§ **WRITTEN EXERCISE**: Take the material below and write it all out again exactly.

§ **SOURCE RECORDS**:

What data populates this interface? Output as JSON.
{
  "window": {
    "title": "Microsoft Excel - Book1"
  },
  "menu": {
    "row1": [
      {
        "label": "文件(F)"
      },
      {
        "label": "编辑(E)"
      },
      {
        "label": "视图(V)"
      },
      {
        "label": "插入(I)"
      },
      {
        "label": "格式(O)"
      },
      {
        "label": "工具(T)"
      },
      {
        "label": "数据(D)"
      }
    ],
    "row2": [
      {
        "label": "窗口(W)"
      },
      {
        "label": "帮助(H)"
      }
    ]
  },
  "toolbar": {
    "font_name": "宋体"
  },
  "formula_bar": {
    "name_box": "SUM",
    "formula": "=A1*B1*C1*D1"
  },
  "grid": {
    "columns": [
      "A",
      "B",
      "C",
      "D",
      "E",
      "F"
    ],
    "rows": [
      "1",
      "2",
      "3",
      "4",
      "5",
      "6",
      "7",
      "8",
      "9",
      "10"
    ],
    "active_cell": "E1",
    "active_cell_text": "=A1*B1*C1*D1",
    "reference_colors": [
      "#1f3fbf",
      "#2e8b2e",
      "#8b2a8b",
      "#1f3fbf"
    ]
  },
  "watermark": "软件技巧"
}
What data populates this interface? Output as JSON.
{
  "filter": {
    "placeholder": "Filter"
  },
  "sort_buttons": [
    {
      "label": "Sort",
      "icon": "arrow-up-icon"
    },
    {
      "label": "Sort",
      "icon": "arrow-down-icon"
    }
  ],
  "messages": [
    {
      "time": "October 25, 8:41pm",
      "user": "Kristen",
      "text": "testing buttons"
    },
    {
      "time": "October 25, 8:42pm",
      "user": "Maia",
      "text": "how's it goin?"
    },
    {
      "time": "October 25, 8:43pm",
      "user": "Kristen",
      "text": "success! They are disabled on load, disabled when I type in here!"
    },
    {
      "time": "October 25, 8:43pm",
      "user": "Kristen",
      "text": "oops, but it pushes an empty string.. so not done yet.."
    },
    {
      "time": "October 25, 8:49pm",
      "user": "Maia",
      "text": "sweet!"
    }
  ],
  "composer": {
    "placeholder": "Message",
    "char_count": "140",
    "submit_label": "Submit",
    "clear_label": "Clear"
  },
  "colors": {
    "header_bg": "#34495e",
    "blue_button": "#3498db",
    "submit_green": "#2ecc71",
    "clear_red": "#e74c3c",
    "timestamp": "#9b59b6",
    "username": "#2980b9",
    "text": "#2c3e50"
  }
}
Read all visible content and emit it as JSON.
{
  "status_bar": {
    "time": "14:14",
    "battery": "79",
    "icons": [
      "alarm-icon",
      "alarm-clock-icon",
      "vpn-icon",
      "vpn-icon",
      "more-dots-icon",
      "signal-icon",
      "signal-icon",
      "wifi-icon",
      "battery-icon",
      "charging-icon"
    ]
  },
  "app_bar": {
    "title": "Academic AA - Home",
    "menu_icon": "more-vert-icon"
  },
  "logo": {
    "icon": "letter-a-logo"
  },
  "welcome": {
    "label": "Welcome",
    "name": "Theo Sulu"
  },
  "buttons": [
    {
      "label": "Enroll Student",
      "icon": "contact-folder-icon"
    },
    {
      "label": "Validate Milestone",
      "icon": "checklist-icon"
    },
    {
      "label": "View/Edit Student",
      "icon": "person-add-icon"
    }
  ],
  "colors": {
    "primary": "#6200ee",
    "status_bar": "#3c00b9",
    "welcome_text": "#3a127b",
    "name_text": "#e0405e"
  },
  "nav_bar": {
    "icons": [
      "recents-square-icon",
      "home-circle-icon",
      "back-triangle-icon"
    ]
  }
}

§ **RIGHT ANSWER**:
What data populates this interface? Output as JSON.
{
  "window": {
    "title": "Microsoft Excel - Book1"
  },
  "menu": {
    "row1": [
      {
        "label": "文件(F)"
      },
      {
        "label": "编辑(E)"
      },
      {
        "label": "视图(V)"
      },
      {
        "label": "插入(I)"
      },
      {
        "label": "格式(O)"
      },
      {
        "label": "工具(T)"
      },
      {
        "label": "数据(D)"
      }
    ],
    "row2": [
      {
        "label": "窗口(W)"
      },
      {
        "label": "帮助(H)"
      }
    ]
  },
  "toolbar": {
    "font_name": "宋体"
  },
  "formula_bar": {
    "name_box": "SUM",
    "formula": "=A1*B1*C1*D1"
  },
  "grid": {
    "columns": [
      "A",
      "B",
      "C",
      "D",
      "E",
      "F"
    ],
    "rows": [
      "1",
      "2",
      "3",
      "4",
      "5",
      "6",
      "7",
      "8",
      "9",
      "10"
    ],
    "active_cell": "E1",
    "active_cell_text": "=A1*B1*C1*D1",
    "reference_colors": [
      "#1f3fbf",
      "#2e8b2e",
      "#8b2a8b",
      "#1f3fbf"
    ]
  },
  "watermark": "软件技巧"
}
What data populates this interface? Output as JSON.
{
  "filter": {
    "placeholder": "Filter"
  },
  "sort_buttons": [
    {
      "label": "Sort",
      "icon": "arrow-up-icon"
    },
    {
      "label": "Sort",
      "icon": "arrow-down-icon"
    }
  ],
  "messages": [
    {
      "time": "October 25, 8:41pm",
      "user": "Kristen",
      "text": "testing buttons"
    },
    {
      "time": "October 25, 8:42pm",
      "user": "Maia",
      "text": "how's it goin?"
    },
    {
      "time": "October 25, 8:43pm",
      "user": "Kristen",
      "text": "success! They are disabled on load, disabled when I type in here!"
    },
    {
      "time": "October 25, 8:43pm",
      "user": "Kristen",
      "text": "oops, but it pushes an empty string.. so not done yet.."
    },
    {
      "time": "October 25, 8:49pm",
      "user": "Maia",
      "text": "sweet!"
    }
  ],
  "composer": {
    "placeholder": "Message",
    "char_count": "140",
    "submit_label": "Submit",
    "clear_label": "Clear"
  },
  "colors": {
    "header_bg": "#34495e",
    "blue_button": "#3498db",
    "submit_green": "#2ecc71",
    "clear_red": "#e74c3c",
    "timestamp": "#9b59b6",
    "username": "#2980b9",
    "text": "#2c3e50"
  }
}
Read all visible content and emit it as JSON.
{
  "status_bar": {
    "time": "14:14",
    "battery": "79",
    "icons": [
      "alarm-icon",
      "alarm-clock-icon",
      "vpn-icon",
      "vpn-icon",
      "more-dots-icon",
      "signal-icon",
      "signal-icon",
      "wifi-icon",
      "battery-icon",
      "charging-icon"
    ]
  },
  "app_bar": {
    "title": "Academic AA - Home",
    "menu_icon": "more-vert-icon"
  },
  "logo": {
    "icon": "letter-a-logo"
  },
  "welcome": {
    "label": "Welcome",
    "name": "Theo Sulu"
  },
  "buttons": [
    {
      "label": "Enroll Student",
      "icon": "contact-folder-icon"
    },
    {
      "label": "Validate Milestone",
      "icon": "checklist-icon"
    },
    {
      "label": "View/Edit Student",
      "icon": "person-add-icon"
    }
  ],
  "colors": {
    "primary": "#6200ee",
    "status_bar": "#3c00b9",
    "welcome_text": "#3a127b",
    "name_text": "#e0405e"
  },
  "nav_bar": {
    "icons": [
      "recents-square-icon",
      "home-circle-icon",
      "back-triangle-icon"
    ]
  }
}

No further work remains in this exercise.